■ **Problem description**:
Scan the lines below; pull out those with "image".

■ **Provided material**:
+++

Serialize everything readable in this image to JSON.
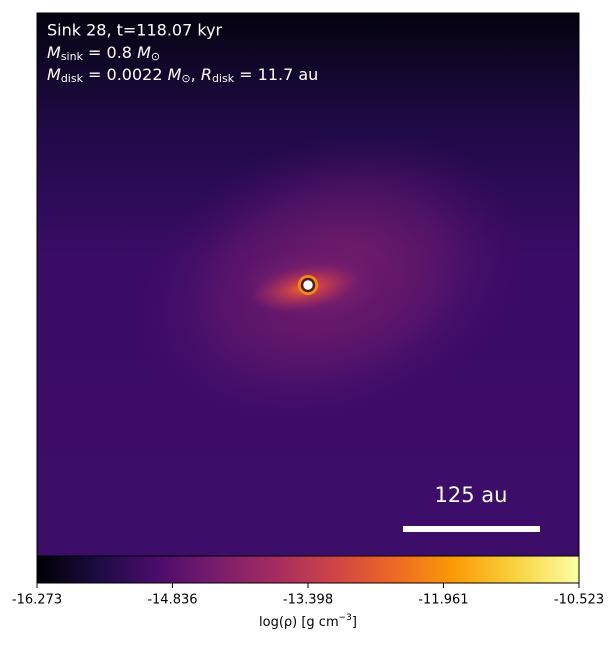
{
  "chart_data": {
    "type": "image",
    "annotations": [
      "Sink 28, t=118.07 kyr",
      [
        "M",
        "sink",
        " = 0.8 ",
        "M",
        "⊙"
      ],
      [
        "M",
        "disk",
        " = 0.0022 ",
        "M",
        "⊙",
        ", ",
        "R",
        "disk",
        " = 11.7 au"
      ]
    ],
    "scale_bar_label": "125 au",
    "colorbar": {
      "lim": [
        -16.273,
        -10.523
      ],
      "ticks": [
        -16.273,
        -14.836,
        -13.398,
        -11.961,
        -10.523
      ],
      "label": [
        "log(ρ) [g cm",
        "−3",
        "]"
      ]
    }
  }
}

+++

■ **Complete answer**:
Serialize everything readable in this image to JSON.
    "type": "image",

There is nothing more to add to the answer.